TASK DATA:
--*--
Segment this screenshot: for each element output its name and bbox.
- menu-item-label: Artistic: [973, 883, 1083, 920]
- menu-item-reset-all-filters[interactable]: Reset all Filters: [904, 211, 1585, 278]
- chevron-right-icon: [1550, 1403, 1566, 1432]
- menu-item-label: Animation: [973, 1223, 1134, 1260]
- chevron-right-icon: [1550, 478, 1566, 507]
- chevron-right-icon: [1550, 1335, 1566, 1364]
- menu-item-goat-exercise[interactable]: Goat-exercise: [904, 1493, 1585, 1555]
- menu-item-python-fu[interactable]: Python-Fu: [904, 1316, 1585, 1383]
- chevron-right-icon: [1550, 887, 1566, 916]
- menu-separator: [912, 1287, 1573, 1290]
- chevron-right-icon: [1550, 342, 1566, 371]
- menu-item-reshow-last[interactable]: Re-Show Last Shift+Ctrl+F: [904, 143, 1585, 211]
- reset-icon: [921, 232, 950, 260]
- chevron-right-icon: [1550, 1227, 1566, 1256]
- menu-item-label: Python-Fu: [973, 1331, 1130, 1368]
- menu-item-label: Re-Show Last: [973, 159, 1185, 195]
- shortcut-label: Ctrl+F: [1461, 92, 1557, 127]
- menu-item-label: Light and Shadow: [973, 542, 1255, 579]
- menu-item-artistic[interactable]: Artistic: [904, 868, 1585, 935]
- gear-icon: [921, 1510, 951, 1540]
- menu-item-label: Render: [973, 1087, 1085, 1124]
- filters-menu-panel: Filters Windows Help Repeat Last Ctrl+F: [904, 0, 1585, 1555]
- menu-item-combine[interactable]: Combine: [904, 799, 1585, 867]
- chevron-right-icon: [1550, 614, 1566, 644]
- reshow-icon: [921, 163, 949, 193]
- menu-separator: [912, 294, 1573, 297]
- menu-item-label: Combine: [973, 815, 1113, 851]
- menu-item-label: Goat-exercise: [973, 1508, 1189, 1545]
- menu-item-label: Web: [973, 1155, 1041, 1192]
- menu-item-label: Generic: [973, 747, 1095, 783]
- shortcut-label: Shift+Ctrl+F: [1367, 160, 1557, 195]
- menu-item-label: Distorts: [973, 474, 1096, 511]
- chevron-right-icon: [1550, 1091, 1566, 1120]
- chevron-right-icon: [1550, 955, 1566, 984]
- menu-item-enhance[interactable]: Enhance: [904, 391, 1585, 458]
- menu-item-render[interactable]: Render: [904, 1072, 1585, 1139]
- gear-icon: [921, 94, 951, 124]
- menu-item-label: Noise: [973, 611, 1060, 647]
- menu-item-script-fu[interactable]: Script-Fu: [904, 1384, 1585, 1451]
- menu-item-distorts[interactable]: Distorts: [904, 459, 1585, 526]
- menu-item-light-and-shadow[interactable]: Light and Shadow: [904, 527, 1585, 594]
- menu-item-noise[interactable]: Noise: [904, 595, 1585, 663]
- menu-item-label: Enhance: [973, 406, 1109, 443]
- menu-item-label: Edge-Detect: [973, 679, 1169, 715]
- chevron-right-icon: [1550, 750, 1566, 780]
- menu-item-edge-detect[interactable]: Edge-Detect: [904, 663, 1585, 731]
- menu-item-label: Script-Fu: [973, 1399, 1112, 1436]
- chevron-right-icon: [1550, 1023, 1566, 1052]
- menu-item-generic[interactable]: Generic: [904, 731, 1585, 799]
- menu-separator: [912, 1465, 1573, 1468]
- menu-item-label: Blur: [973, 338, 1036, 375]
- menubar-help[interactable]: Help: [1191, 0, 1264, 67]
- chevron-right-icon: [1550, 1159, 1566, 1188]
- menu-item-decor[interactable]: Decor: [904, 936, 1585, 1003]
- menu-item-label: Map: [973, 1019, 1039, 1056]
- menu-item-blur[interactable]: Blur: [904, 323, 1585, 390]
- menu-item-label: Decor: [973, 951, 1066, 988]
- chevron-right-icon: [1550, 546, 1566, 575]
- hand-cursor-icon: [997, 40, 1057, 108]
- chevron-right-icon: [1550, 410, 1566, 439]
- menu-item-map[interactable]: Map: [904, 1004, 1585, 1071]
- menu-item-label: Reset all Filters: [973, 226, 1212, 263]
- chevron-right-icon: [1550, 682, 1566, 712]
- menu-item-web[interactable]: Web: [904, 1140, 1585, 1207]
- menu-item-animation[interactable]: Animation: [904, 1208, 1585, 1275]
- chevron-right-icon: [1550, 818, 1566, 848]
--*--
AIM OF THE EXERCISE: Can you edit the material above so that every "chevron-right-icon" becomes "submenu-arrow-icon" and nothing else changes?

ANSWER:
Segment this screenshot: for each element output its name and bbox.
- menu-item-label: Artistic: [973, 883, 1083, 920]
- menu-item-reset-all-filters[interactable]: Reset all Filters: [904, 211, 1585, 278]
- submenu-arrow-icon: [1550, 1403, 1566, 1432]
- menu-item-label: Animation: [973, 1223, 1134, 1260]
- submenu-arrow-icon: [1550, 478, 1566, 507]
- submenu-arrow-icon: [1550, 1335, 1566, 1364]
- menu-item-goat-exercise[interactable]: Goat-exercise: [904, 1493, 1585, 1555]
- menu-item-python-fu[interactable]: Python-Fu: [904, 1316, 1585, 1383]
- submenu-arrow-icon: [1550, 887, 1566, 916]
- menu-separator: [912, 1287, 1573, 1290]
- submenu-arrow-icon: [1550, 342, 1566, 371]
- menu-item-reshow-last[interactable]: Re-Show Last Shift+Ctrl+F: [904, 143, 1585, 211]
- reset-icon: [921, 232, 950, 260]
- submenu-arrow-icon: [1550, 1227, 1566, 1256]
- menu-item-label: Python-Fu: [973, 1331, 1130, 1368]
- menu-item-label: Re-Show Last: [973, 159, 1185, 195]
- shortcut-label: Ctrl+F: [1461, 92, 1557, 127]
- menu-item-label: Light and Shadow: [973, 542, 1255, 579]
- menu-item-artistic[interactable]: Artistic: [904, 868, 1585, 935]
- gear-icon: [921, 1510, 951, 1540]
- menu-item-label: Render: [973, 1087, 1085, 1124]
- filters-menu-panel: Filters Windows Help Repeat Last Ctrl+F: [904, 0, 1585, 1555]
- menu-item-combine[interactable]: Combine: [904, 799, 1585, 867]
- submenu-arrow-icon: [1550, 614, 1566, 644]
- reshow-icon: [921, 163, 949, 193]
- menu-separator: [912, 294, 1573, 297]
- menu-item-label: Combine: [973, 815, 1113, 851]
- menu-item-label: Goat-exercise: [973, 1508, 1189, 1545]
- menu-item-label: Web: [973, 1155, 1041, 1192]
- menu-item-label: Generic: [973, 747, 1095, 783]
- shortcut-label: Shift+Ctrl+F: [1367, 160, 1557, 195]
- menu-item-label: Distorts: [973, 474, 1096, 511]
- submenu-arrow-icon: [1550, 1091, 1566, 1120]
- submenu-arrow-icon: [1550, 955, 1566, 984]
- menu-item-enhance[interactable]: Enhance: [904, 391, 1585, 458]
- menu-item-render[interactable]: Render: [904, 1072, 1585, 1139]
- gear-icon: [921, 94, 951, 124]
- menu-item-label: Noise: [973, 611, 1060, 647]
- menu-item-script-fu[interactable]: Script-Fu: [904, 1384, 1585, 1451]
- menu-item-distorts[interactable]: Distorts: [904, 459, 1585, 526]
- menu-item-light-and-shadow[interactable]: Light and Shadow: [904, 527, 1585, 594]
- menu-item-noise[interactable]: Noise: [904, 595, 1585, 663]
- menu-item-label: Enhance: [973, 406, 1109, 443]
- menu-item-label: Edge-Detect: [973, 679, 1169, 715]
- submenu-arrow-icon: [1550, 750, 1566, 780]
- menu-item-edge-detect[interactable]: Edge-Detect: [904, 663, 1585, 731]
- menu-item-label: Script-Fu: [973, 1399, 1112, 1436]
- submenu-arrow-icon: [1550, 1023, 1566, 1052]
- menu-item-generic[interactable]: Generic: [904, 731, 1585, 799]
- menu-separator: [912, 1465, 1573, 1468]
- menu-item-label: Blur: [973, 338, 1036, 375]
- menubar-help[interactable]: Help: [1191, 0, 1264, 67]
- submenu-arrow-icon: [1550, 1159, 1566, 1188]
- menu-item-decor[interactable]: Decor: [904, 936, 1585, 1003]
- menu-item-label: Map: [973, 1019, 1039, 1056]
- menu-item-blur[interactable]: Blur: [904, 323, 1585, 390]
- menu-item-label: Decor: [973, 951, 1066, 988]
- submenu-arrow-icon: [1550, 546, 1566, 575]
- hand-cursor-icon: [997, 40, 1057, 108]
- submenu-arrow-icon: [1550, 410, 1566, 439]
- menu-item-map[interactable]: Map: [904, 1004, 1585, 1071]
- menu-item-label: Reset all Filters: [973, 226, 1212, 263]
- submenu-arrow-icon: [1550, 682, 1566, 712]
- menu-item-web[interactable]: Web: [904, 1140, 1585, 1207]
- menu-item-animation[interactable]: Animation: [904, 1208, 1585, 1275]
- submenu-arrow-icon: [1550, 818, 1566, 848]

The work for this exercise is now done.